Images must not appear in your copy; reproduce every other part of the records exactly.
⟨
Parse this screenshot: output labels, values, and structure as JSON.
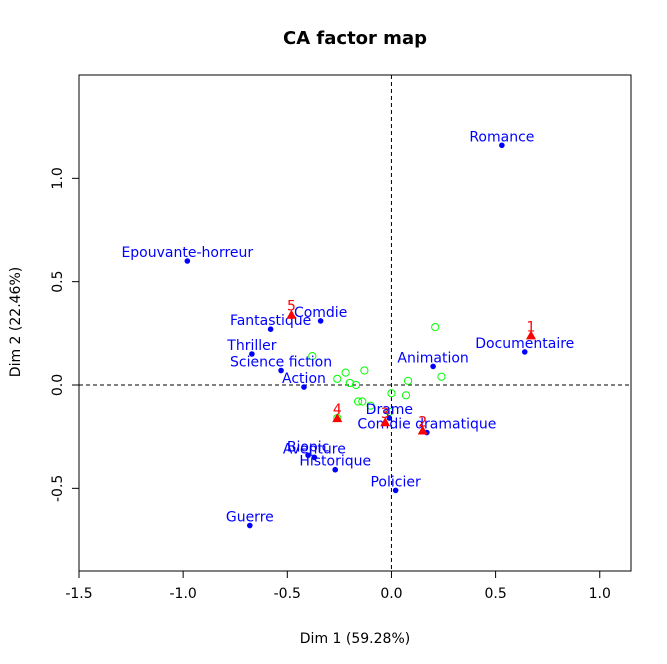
{
  "chart_data": {
    "type": "scatter",
    "title": "CA factor map",
    "xlabel": "Dim 1 (59.28%)",
    "ylabel": "Dim 2 (22.46%)",
    "xlim": [
      -1.5,
      1.15
    ],
    "ylim": [
      -0.9,
      1.5
    ],
    "xticks": [
      -1.5,
      -1.0,
      -0.5,
      0.0,
      0.5,
      1.0
    ],
    "xtick_labels": [
      "-1.5",
      "-1.0",
      "-0.5",
      "0.0",
      "0.5",
      "1.0"
    ],
    "yticks": [
      -0.5,
      0.0,
      0.5,
      1.0
    ],
    "ytick_labels": [
      "-0.5",
      "0.0",
      "0.5",
      "1.0"
    ],
    "reference_lines": [
      {
        "axis": "x",
        "value": 0,
        "style": "dashed"
      },
      {
        "axis": "y",
        "value": 0,
        "style": "dashed"
      }
    ],
    "colors": {
      "labeled_points": "#0000ff",
      "triangle_points": "#ff0000",
      "open_points": "#00ff00"
    },
    "series": [
      {
        "marker": "filled-circle",
        "color": "#0000ff",
        "points": [
          {
            "label": "Romance",
            "x": 0.53,
            "y": 1.16
          },
          {
            "label": "Epouvante-horreur",
            "x": -0.98,
            "y": 0.6
          },
          {
            "label": "Comdie",
            "x": -0.34,
            "y": 0.31
          },
          {
            "label": "Fantastique",
            "x": -0.58,
            "y": 0.27
          },
          {
            "label": "Thriller",
            "x": -0.67,
            "y": 0.15
          },
          {
            "label": "Science fiction",
            "x": -0.53,
            "y": 0.07
          },
          {
            "label": "Action",
            "x": -0.42,
            "y": -0.01
          },
          {
            "label": "Animation",
            "x": 0.2,
            "y": 0.09
          },
          {
            "label": "Documentaire",
            "x": 0.64,
            "y": 0.16
          },
          {
            "label": "Drame",
            "x": -0.01,
            "y": -0.16
          },
          {
            "label": "Comdie dramatique",
            "x": 0.17,
            "y": -0.23
          },
          {
            "label": "Biopic",
            "x": -0.4,
            "y": -0.34
          },
          {
            "label": "Aventure",
            "x": -0.37,
            "y": -0.35
          },
          {
            "label": "Historique",
            "x": -0.27,
            "y": -0.41
          },
          {
            "label": "Policier",
            "x": 0.02,
            "y": -0.51
          },
          {
            "label": "Guerre",
            "x": -0.68,
            "y": -0.68
          }
        ]
      },
      {
        "marker": "filled-triangle",
        "color": "#ff0000",
        "points": [
          {
            "label": "1",
            "x": 0.67,
            "y": 0.24
          },
          {
            "label": "2",
            "x": 0.15,
            "y": -0.22
          },
          {
            "label": "3",
            "x": -0.03,
            "y": -0.18
          },
          {
            "label": "4",
            "x": -0.26,
            "y": -0.16
          },
          {
            "label": "5",
            "x": -0.48,
            "y": 0.34
          }
        ]
      },
      {
        "marker": "open-circle",
        "color": "#00ff00",
        "points": [
          {
            "x": 0.21,
            "y": 0.28
          },
          {
            "x": -0.38,
            "y": 0.14
          },
          {
            "x": -0.13,
            "y": 0.07
          },
          {
            "x": -0.22,
            "y": 0.06
          },
          {
            "x": -0.26,
            "y": 0.03
          },
          {
            "x": -0.2,
            "y": 0.01
          },
          {
            "x": -0.17,
            "y": 0.0
          },
          {
            "x": 0.24,
            "y": 0.04
          },
          {
            "x": 0.08,
            "y": 0.02
          },
          {
            "x": 0.0,
            "y": -0.04
          },
          {
            "x": 0.07,
            "y": -0.05
          },
          {
            "x": -0.16,
            "y": -0.08
          },
          {
            "x": -0.14,
            "y": -0.08
          },
          {
            "x": -0.1,
            "y": -0.1
          },
          {
            "x": -0.01,
            "y": -0.13
          },
          {
            "x": -0.26,
            "y": -0.16
          }
        ]
      }
    ]
  }
}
⟩
▶ **Response to the task**
Parse this screenshot: output labels, values, and structure as JSON.
{
  "chart_data": {
    "type": "scatter",
    "title": "CA factor map",
    "xlabel": "Dim 1 (59.28%)",
    "ylabel": "Dim 2 (22.46%)",
    "xlim": [
      -1.5,
      1.15
    ],
    "ylim": [
      -0.9,
      1.5
    ],
    "xticks": [
      -1.5,
      -1.0,
      -0.5,
      0.0,
      0.5,
      1.0
    ],
    "xtick_labels": [
      "-1.5",
      "-1.0",
      "-0.5",
      "0.0",
      "0.5",
      "1.0"
    ],
    "yticks": [
      -0.5,
      0.0,
      0.5,
      1.0
    ],
    "ytick_labels": [
      "-0.5",
      "0.0",
      "0.5",
      "1.0"
    ],
    "reference_lines": [
      {
        "axis": "x",
        "value": 0,
        "style": "dashed"
      },
      {
        "axis": "y",
        "value": 0,
        "style": "dashed"
      }
    ],
    "colors": {
      "labeled_points": "#0000ff",
      "triangle_points": "#ff0000",
      "open_points": "#00ff00"
    },
    "series": [
      {
        "marker": "filled-circle",
        "color": "#0000ff",
        "points": [
          {
            "label": "Romance",
            "x": 0.53,
            "y": 1.16
          },
          {
            "label": "Epouvante-horreur",
            "x": -0.98,
            "y": 0.6
          },
          {
            "label": "Comdie",
            "x": -0.34,
            "y": 0.31
          },
          {
            "label": "Fantastique",
            "x": -0.58,
            "y": 0.27
          },
          {
            "label": "Thriller",
            "x": -0.67,
            "y": 0.15
          },
          {
            "label": "Science fiction",
            "x": -0.53,
            "y": 0.07
          },
          {
            "label": "Action",
            "x": -0.42,
            "y": -0.01
          },
          {
            "label": "Animation",
            "x": 0.2,
            "y": 0.09
          },
          {
            "label": "Documentaire",
            "x": 0.64,
            "y": 0.16
          },
          {
            "label": "Drame",
            "x": -0.01,
            "y": -0.16
          },
          {
            "label": "Comdie dramatique",
            "x": 0.17,
            "y": -0.23
          },
          {
            "label": "Biopic",
            "x": -0.4,
            "y": -0.34
          },
          {
            "label": "Aventure",
            "x": -0.37,
            "y": -0.35
          },
          {
            "label": "Historique",
            "x": -0.27,
            "y": -0.41
          },
          {
            "label": "Policier",
            "x": 0.02,
            "y": -0.51
          },
          {
            "label": "Guerre",
            "x": -0.68,
            "y": -0.68
          }
        ]
      },
      {
        "marker": "filled-triangle",
        "color": "#ff0000",
        "points": [
          {
            "label": "1",
            "x": 0.67,
            "y": 0.24
          },
          {
            "label": "2",
            "x": 0.15,
            "y": -0.22
          },
          {
            "label": "3",
            "x": -0.03,
            "y": -0.18
          },
          {
            "label": "4",
            "x": -0.26,
            "y": -0.16
          },
          {
            "label": "5",
            "x": -0.48,
            "y": 0.34
          }
        ]
      },
      {
        "marker": "open-circle",
        "color": "#00ff00",
        "points": [
          {
            "x": 0.21,
            "y": 0.28
          },
          {
            "x": -0.38,
            "y": 0.14
          },
          {
            "x": -0.13,
            "y": 0.07
          },
          {
            "x": -0.22,
            "y": 0.06
          },
          {
            "x": -0.26,
            "y": 0.03
          },
          {
            "x": -0.2,
            "y": 0.01
          },
          {
            "x": -0.17,
            "y": 0.0
          },
          {
            "x": 0.24,
            "y": 0.04
          },
          {
            "x": 0.08,
            "y": 0.02
          },
          {
            "x": 0.0,
            "y": -0.04
          },
          {
            "x": 0.07,
            "y": -0.05
          },
          {
            "x": -0.16,
            "y": -0.08
          },
          {
            "x": -0.14,
            "y": -0.08
          },
          {
            "x": -0.1,
            "y": -0.1
          },
          {
            "x": -0.01,
            "y": -0.13
          },
          {
            "x": -0.26,
            "y": -0.16
          }
        ]
      }
    ]
  }
}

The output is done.